Copy each line containing the word "отбору" from the records that follow, please.

[Dataset entries]:
____________________
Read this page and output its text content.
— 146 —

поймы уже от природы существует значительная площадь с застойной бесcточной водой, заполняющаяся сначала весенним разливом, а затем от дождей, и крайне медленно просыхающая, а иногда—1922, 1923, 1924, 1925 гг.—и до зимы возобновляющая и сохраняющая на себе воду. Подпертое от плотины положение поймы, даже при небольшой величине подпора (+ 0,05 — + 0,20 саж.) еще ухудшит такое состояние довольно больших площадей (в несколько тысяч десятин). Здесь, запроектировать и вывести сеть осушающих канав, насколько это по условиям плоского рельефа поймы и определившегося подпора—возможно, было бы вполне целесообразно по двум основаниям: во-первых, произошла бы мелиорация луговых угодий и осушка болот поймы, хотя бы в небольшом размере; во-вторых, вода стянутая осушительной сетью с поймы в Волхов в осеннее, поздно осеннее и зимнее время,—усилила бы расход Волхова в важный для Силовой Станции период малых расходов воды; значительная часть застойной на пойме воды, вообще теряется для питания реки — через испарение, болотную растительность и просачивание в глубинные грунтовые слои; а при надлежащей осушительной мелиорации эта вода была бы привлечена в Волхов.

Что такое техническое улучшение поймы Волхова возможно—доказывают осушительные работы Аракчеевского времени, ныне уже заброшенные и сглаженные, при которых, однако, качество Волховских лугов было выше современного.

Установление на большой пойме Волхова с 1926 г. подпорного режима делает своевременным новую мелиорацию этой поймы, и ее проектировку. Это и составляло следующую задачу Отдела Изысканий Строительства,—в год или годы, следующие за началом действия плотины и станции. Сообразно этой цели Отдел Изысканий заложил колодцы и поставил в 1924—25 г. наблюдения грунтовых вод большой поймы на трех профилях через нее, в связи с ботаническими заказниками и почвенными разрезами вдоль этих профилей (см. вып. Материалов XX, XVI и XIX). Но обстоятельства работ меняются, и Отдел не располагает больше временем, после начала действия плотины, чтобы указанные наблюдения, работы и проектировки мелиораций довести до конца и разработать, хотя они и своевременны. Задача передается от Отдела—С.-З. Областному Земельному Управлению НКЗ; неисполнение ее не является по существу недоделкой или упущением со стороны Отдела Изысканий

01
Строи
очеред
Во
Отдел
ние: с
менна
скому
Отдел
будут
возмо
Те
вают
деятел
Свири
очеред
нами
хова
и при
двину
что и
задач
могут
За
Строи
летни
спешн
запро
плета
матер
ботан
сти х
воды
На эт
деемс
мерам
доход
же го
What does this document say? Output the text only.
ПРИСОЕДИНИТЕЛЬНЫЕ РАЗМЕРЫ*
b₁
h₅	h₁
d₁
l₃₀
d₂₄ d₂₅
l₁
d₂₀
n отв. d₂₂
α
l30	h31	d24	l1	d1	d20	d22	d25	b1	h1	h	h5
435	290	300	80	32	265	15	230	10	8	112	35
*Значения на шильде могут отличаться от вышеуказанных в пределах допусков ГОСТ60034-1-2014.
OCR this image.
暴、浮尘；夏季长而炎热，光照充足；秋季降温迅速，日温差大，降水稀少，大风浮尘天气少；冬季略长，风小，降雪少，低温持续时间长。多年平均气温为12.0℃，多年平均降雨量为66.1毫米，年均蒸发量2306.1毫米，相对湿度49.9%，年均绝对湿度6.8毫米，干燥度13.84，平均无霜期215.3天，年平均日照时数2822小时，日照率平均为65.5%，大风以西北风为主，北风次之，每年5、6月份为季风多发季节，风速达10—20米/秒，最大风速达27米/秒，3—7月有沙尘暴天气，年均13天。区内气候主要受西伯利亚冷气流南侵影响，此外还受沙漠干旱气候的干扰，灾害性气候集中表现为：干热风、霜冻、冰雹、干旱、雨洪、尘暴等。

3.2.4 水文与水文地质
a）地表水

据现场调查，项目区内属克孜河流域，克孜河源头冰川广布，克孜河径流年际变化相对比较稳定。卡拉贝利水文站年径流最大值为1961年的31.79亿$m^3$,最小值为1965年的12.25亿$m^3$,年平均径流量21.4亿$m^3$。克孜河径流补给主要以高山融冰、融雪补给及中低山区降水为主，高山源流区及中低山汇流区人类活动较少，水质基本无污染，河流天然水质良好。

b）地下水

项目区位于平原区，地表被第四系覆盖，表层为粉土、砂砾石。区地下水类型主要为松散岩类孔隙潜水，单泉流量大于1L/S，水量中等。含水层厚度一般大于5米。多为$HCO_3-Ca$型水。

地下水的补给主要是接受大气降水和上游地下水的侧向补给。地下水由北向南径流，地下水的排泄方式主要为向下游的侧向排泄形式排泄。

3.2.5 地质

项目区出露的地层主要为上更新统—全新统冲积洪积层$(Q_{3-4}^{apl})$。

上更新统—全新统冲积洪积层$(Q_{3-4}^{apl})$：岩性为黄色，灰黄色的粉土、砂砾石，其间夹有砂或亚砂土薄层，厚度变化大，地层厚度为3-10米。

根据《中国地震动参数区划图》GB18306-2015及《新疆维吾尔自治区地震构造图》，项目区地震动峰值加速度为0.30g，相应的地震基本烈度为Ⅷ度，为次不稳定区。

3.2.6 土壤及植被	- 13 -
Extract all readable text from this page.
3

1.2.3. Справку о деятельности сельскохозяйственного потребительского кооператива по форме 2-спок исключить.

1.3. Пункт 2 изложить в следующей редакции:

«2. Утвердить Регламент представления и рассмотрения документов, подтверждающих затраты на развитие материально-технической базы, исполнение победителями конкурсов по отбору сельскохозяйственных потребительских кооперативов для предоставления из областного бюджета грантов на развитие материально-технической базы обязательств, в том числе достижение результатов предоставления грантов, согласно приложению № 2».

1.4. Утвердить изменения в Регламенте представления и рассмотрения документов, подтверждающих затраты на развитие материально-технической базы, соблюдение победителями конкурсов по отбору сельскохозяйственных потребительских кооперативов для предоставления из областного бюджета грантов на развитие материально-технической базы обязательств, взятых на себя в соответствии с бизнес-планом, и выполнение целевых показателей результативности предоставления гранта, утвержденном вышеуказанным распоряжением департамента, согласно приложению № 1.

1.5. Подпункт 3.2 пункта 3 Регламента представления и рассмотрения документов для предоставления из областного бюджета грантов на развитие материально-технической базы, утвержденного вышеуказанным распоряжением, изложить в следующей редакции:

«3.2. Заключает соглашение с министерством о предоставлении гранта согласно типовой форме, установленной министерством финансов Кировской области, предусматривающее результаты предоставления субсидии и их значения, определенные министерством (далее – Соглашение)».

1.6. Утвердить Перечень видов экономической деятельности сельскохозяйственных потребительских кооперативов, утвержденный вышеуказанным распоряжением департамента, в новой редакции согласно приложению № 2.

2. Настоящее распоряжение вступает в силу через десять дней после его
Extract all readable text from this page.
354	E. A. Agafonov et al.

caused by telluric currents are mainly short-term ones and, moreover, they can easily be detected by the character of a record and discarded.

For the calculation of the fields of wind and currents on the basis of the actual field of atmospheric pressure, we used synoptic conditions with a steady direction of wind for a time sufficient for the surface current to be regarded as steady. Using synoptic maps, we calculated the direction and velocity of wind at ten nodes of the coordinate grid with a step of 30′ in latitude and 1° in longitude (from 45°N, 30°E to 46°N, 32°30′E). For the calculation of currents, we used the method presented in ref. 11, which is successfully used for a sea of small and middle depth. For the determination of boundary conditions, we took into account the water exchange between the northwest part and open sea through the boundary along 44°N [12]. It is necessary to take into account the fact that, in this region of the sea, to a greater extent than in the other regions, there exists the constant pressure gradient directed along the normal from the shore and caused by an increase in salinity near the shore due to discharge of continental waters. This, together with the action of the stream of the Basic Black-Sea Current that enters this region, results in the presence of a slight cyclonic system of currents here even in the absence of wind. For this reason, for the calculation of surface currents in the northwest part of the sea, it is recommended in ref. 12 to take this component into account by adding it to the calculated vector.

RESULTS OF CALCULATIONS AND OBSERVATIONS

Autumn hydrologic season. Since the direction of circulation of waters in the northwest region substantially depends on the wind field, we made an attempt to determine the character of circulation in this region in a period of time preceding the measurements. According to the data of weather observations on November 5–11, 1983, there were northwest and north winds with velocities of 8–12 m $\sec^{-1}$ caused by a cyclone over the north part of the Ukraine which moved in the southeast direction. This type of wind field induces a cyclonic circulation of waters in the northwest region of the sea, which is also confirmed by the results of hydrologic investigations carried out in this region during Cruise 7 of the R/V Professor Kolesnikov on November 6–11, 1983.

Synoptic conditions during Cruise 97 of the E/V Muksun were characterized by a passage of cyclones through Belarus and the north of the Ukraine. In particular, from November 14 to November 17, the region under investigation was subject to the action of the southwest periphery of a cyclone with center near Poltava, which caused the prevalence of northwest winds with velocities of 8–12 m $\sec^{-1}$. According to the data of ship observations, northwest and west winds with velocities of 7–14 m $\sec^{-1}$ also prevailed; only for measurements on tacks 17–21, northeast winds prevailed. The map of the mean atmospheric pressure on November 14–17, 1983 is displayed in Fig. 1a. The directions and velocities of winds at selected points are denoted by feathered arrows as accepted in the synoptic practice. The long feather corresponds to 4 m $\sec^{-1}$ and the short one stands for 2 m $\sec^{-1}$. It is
____________________
[PROBLEM SOLUTION]:
«2. Утвердить Регламент представления и рассмотрения документов, подтверждающих затраты на развитие материально-технической базы, исполнение победителями конкурсов по отбору сельскохозяйственных потребительских кооперативов для предоставления из областного бюджета грантов на развитие материально-технической базы обязательств, в том числе достижение результатов предоставления грантов, согласно приложению № 2».
1.4. Утвердить изменения в Регламенте представления и рассмотрения документов, подтверждающих затраты на развитие материально-технической базы, соблюдение победителями конкурсов по отбору сельскохозяйственных потребительских кооперативов для предоставления из областного бюджета грантов на развитие материально-технической базы обязательств, взятых на себя в соответствии с бизнес-планом, и выполнение целевых показателей результативности предоставления гранта, утвержденном вышеуказанным распоряжением департамента, согласно приложению № 1.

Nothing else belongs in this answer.